#### EXTRACTED MATERIAL ####

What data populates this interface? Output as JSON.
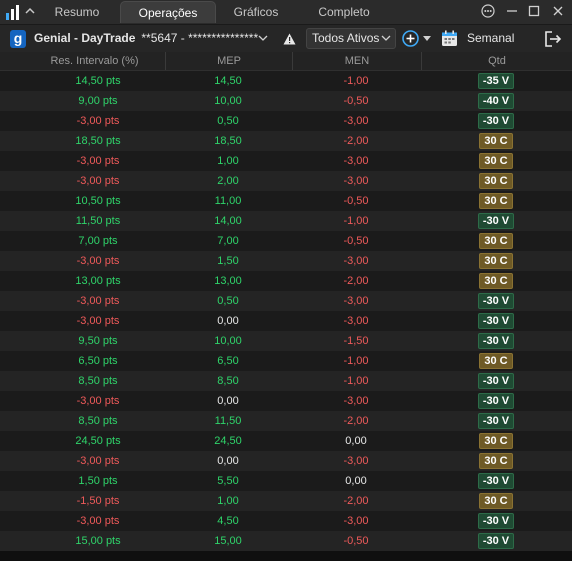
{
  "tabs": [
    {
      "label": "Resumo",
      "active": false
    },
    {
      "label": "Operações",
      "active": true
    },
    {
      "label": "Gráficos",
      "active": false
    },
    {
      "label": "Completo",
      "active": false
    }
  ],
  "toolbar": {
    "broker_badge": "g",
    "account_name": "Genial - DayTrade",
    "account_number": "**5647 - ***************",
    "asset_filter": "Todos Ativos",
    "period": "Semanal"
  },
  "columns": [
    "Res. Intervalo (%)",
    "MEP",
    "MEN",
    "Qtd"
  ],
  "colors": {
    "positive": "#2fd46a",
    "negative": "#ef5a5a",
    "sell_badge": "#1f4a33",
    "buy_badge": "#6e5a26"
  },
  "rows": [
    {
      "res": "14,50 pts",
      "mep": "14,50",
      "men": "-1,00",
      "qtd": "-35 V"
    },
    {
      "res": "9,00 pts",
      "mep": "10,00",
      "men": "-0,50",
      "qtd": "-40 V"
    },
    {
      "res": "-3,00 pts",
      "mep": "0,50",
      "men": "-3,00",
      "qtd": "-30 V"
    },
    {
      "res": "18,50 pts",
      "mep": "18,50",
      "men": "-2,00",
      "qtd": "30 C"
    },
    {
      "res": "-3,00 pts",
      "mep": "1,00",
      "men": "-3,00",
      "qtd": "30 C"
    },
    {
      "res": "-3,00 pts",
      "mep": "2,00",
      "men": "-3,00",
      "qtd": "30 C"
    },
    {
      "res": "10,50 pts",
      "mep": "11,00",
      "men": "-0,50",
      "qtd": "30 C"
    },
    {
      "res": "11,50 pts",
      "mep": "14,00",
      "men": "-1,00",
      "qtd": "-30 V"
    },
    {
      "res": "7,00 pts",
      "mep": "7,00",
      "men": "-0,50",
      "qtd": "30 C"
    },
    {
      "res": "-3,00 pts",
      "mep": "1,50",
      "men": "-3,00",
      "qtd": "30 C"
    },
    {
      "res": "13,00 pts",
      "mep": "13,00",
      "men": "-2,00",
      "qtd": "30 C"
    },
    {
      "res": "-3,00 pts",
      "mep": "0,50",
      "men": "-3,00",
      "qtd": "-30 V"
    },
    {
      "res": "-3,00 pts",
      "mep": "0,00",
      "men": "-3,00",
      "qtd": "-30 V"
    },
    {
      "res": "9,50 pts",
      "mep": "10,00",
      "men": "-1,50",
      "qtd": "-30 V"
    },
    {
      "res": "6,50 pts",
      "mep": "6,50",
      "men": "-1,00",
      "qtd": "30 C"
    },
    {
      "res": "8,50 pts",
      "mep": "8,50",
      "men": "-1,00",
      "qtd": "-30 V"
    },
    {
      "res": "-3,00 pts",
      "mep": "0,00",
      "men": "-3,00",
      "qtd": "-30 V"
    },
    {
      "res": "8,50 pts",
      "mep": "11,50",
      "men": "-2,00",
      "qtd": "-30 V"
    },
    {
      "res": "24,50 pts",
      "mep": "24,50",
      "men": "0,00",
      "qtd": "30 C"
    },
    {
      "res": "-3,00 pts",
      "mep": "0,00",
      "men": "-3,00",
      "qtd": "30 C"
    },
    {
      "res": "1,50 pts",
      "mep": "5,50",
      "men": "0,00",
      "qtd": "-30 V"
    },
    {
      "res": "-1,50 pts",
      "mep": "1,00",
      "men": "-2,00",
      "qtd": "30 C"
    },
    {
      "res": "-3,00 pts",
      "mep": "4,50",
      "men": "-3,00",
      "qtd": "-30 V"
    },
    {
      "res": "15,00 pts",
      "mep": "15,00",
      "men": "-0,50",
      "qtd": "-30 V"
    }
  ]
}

####
#### EXTRACTED MATERIAL ####

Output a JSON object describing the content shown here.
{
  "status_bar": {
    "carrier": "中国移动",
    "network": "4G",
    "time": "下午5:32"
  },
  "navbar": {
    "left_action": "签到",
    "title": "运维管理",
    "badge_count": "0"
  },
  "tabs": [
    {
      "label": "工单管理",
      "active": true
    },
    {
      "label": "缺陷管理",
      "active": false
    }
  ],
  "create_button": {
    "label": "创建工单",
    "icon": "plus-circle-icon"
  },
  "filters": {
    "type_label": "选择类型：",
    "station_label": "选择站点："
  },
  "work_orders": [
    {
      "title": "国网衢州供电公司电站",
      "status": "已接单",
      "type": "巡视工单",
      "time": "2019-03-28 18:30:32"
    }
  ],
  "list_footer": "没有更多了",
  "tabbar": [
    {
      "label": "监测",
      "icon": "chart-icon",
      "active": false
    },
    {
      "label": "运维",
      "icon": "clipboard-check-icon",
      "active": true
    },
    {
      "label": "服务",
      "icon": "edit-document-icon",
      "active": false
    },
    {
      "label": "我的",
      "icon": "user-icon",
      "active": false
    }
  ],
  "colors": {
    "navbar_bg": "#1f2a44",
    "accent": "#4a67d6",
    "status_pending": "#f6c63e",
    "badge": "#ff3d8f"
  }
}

####

● AIM OF THE TASK
Filter the records down to the lines that contain the string "icon", and copy those lines.

● THE SOLUTION
    "icon": "plus-circle-icon"
      "icon": "chart-icon",
      "icon": "clipboard-check-icon",
      "icon": "edit-document-icon",
      "icon": "user-icon",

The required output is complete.